| GIVEN PASSAGE |

Associates may still weigh on SingTel. Due in the morning, we expect SingTel to show a slight QoQ decline (<5%) in its 3Q09 revenue, as the economic slowdown takes a slight toil on its business. However, we expect net profit to show a bigger decline, mainly due to reduced contributions from its associates. But this should come as no surprise as SingTel had already guided for associates to turn in lower YoY pre-tax contributions (versus previous low double-digit growth); Globe Telecoms (44.5%-owned by SingTel) has just reported a 15% YoY drop in its FY08 earnings and also noted of a more challenging 2009. Still, should Singtel’s results come in better than our expectations, we see room to revise up our FY09 estimates.

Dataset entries
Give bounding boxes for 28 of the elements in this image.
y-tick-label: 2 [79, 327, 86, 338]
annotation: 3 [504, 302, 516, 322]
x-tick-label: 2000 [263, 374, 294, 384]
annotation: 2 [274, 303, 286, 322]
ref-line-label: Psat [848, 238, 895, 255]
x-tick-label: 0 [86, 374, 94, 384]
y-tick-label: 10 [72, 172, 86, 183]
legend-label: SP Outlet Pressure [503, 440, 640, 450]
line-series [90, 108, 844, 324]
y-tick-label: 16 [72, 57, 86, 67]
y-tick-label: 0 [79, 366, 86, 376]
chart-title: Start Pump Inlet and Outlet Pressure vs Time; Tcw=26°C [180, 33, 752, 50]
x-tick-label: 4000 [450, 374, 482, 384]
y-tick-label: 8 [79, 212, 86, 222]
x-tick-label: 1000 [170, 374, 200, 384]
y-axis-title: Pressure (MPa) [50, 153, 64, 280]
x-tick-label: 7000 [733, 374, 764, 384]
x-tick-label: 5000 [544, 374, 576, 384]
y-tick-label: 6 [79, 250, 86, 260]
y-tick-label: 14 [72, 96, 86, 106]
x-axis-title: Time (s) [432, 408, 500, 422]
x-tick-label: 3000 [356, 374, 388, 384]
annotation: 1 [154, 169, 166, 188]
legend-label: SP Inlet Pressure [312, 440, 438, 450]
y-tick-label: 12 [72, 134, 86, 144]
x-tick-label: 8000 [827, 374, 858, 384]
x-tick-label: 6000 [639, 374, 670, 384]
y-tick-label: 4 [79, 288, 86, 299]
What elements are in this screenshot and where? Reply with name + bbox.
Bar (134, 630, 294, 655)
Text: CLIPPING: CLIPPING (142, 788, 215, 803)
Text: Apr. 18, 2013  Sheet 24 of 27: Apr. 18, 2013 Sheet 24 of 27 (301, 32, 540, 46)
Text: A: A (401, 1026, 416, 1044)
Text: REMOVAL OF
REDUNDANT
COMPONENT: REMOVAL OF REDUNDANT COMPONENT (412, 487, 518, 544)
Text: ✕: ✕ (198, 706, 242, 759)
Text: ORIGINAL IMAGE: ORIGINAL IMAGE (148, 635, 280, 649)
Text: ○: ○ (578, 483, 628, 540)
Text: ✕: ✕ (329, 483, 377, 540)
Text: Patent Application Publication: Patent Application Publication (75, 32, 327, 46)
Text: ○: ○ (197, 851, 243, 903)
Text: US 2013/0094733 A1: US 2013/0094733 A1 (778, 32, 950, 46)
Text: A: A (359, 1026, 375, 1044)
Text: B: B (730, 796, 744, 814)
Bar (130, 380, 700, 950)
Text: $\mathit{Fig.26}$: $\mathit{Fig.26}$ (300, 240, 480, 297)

| PROBLEMS TO WORK ON |
1 – In the SingTel earnings preview, what year-on-year change in FY08 earnings did Globe Telecoms report?
2 – Resume the SingTel earnings preview, picking up right after its final sentence.

| YOUR WRITTEN ANSWERS |
1 – A 15% year-on-year drop.

2 –
StarHub should benefit from bundling. Later in the same evening, StarHub will report its 4Q08 results. We are looking for revenue and earnings to show marginal QoQ improvements (<5%), thanks to its bundling capabilities, which we believe should continue to attract consumers looking for value in the current economic climate. We are also expecting StarHub to pay out S$0.045/share dividend as promised; this payout is also likely to continue this year, supported by its healthy operating cashflows. While we see rising content cost (cable TV operations) as a concern, we do not believe bidding will get out of hand in the current economic environment.
Maintain Overweight on telcos. Even though we are penciling in modest declines in both revenue and earnings for all three telcos this year, but these declines pale in comparison to the expected tumble in earnings of companies reliant on discretionary spending. Hence we still expect telcos to show relative outperformance this year, backed by their attractive dividends (M1 and StarHub). As such, we maintain Overweight on the sector.